→ WRITTEN REQUEST:
Search the data for the word "false". Reproduce every line where it is found.
+ + + + +
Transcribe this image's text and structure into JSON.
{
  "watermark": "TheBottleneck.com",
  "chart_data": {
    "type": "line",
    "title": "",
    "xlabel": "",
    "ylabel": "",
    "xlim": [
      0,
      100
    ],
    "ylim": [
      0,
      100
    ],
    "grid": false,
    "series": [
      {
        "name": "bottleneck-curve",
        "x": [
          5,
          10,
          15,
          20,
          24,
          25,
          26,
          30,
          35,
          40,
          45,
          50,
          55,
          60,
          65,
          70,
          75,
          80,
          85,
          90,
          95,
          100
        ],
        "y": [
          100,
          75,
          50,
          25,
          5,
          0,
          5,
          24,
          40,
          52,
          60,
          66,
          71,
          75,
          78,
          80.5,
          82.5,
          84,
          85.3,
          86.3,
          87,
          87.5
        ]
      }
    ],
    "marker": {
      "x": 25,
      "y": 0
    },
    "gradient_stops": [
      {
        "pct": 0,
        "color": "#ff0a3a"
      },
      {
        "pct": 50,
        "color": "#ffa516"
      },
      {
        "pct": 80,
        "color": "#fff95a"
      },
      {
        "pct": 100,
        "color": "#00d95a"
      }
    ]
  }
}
+ + + + +
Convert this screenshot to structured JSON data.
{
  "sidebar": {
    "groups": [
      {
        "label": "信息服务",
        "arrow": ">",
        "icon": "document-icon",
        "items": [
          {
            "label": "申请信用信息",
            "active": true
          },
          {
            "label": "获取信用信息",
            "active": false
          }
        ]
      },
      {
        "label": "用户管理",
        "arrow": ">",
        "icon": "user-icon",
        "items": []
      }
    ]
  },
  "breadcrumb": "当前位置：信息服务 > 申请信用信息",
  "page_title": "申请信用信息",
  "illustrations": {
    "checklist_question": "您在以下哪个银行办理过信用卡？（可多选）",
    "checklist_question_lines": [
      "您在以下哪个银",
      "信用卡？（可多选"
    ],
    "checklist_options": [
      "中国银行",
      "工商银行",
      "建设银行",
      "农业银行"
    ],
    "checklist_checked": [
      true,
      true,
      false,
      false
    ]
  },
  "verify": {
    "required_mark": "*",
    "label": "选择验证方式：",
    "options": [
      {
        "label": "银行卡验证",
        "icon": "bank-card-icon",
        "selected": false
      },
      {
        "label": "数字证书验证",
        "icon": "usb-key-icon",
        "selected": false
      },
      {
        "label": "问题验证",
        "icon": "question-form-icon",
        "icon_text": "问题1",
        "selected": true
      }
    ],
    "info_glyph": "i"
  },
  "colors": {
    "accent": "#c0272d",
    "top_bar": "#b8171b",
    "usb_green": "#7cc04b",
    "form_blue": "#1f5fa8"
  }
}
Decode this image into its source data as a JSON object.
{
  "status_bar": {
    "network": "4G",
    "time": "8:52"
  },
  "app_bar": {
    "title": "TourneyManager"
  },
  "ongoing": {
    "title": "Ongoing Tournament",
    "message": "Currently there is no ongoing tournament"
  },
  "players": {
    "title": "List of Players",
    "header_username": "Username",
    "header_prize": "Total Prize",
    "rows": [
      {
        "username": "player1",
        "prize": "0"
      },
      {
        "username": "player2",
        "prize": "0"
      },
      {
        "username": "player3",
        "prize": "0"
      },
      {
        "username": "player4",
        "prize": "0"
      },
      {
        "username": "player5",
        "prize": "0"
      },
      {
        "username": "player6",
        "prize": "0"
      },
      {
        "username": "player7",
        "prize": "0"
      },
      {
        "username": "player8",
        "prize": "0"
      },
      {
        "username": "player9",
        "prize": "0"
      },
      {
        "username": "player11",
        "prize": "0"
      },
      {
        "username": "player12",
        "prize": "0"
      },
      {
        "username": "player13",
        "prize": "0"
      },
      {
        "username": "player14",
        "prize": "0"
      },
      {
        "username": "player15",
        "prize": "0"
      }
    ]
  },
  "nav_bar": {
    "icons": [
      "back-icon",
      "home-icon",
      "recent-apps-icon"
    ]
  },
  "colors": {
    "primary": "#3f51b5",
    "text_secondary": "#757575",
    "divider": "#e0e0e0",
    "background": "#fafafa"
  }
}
+ + + + +
→ CORRECT OUTPUT:
    "grid": false,
            "active": false
      false,
      false
        "selected": false
        "selected": false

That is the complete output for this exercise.